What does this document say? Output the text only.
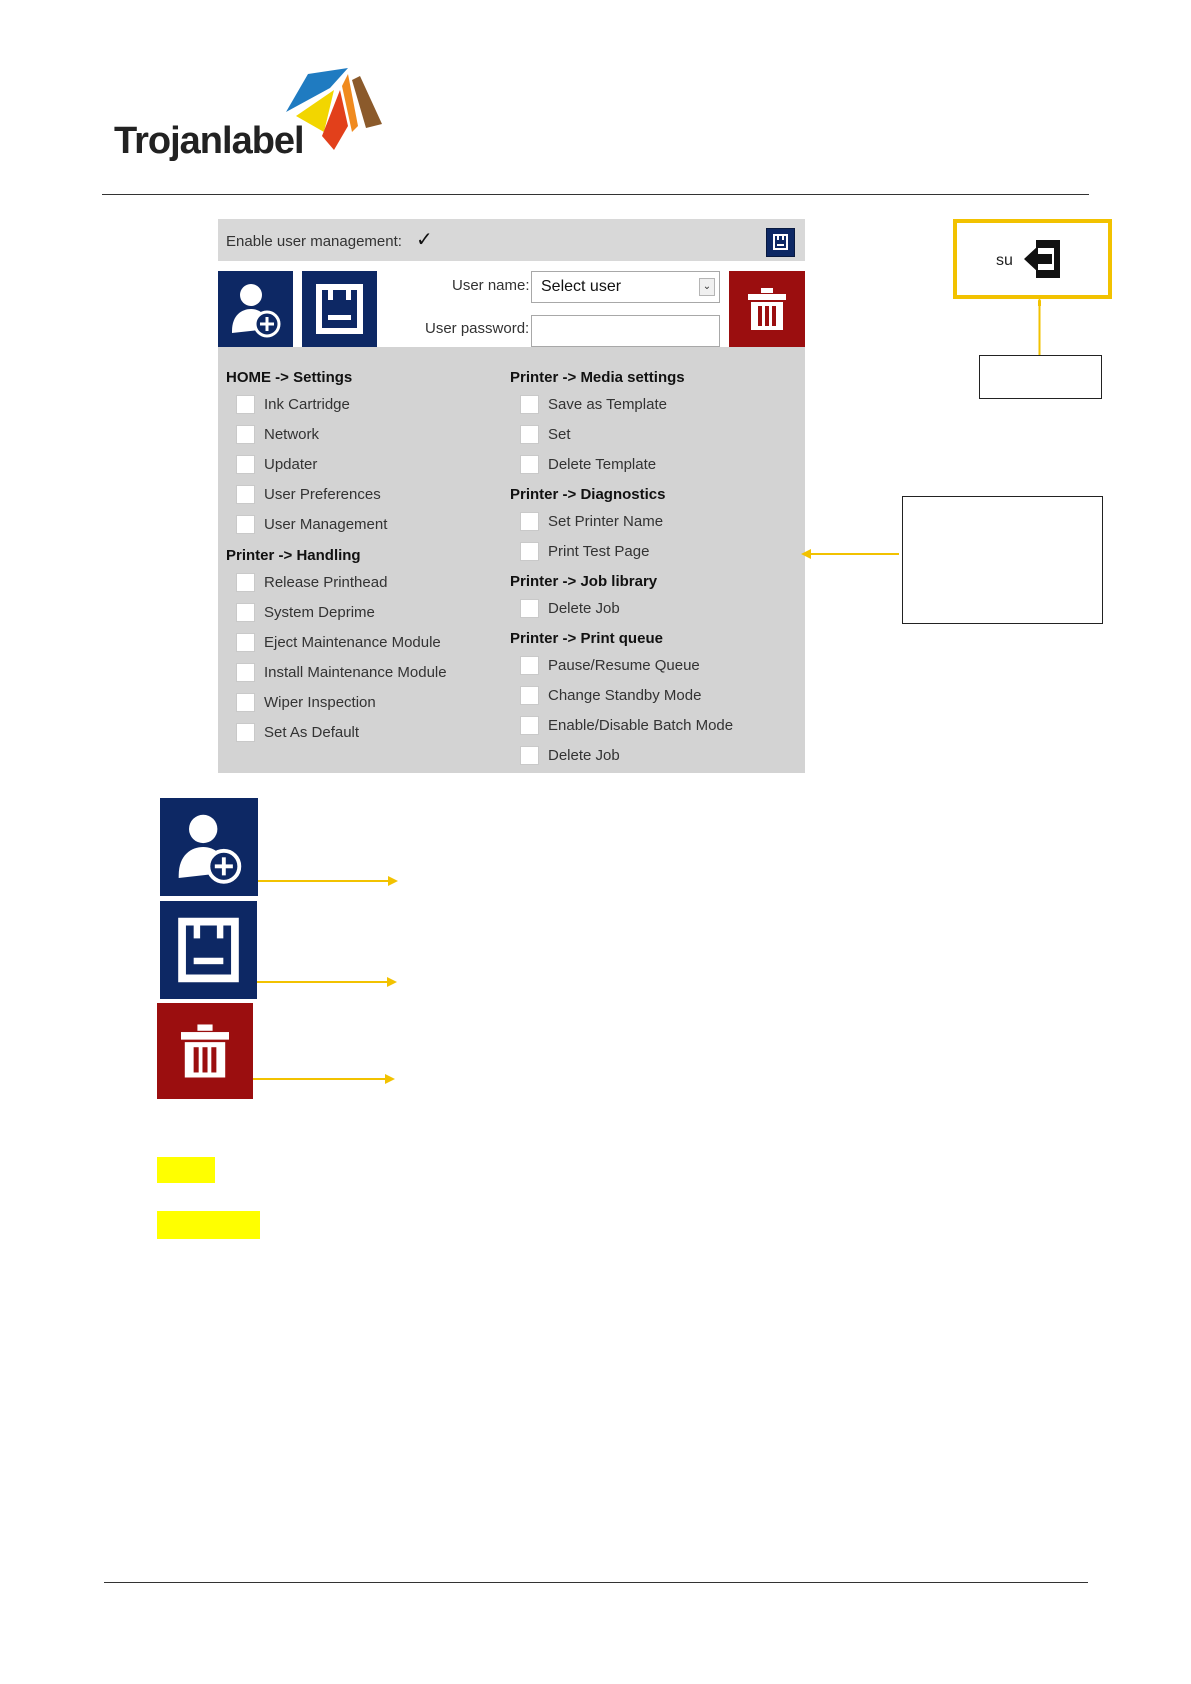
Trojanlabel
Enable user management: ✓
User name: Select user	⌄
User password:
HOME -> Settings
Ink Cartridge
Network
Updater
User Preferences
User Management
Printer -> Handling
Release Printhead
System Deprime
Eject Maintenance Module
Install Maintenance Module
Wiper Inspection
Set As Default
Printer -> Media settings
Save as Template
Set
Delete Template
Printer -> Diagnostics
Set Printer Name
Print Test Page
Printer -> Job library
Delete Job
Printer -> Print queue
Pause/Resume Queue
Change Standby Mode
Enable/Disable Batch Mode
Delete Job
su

# # # # #

Using the data above, print every line exactly, omitting pictures.

■ **REPLY**:
What does this document say? Output the text only.
Trojanlabel
Enable user management: ✓
User name: Select user	⌄
User password:
HOME -> Settings
Ink Cartridge
Network
Updater
User Preferences
User Management
Printer -> Handling
Release Printhead
System Deprime
Eject Maintenance Module
Install Maintenance Module
Wiper Inspection
Set As Default
Printer -> Media settings
Save as Template
Set
Delete Template
Printer -> Diagnostics
Set Printer Name
Print Test Page
Printer -> Job library
Delete Job
Printer -> Print queue
Pause/Resume Queue
Change Standby Mode
Enable/Disable Batch Mode
Delete Job
su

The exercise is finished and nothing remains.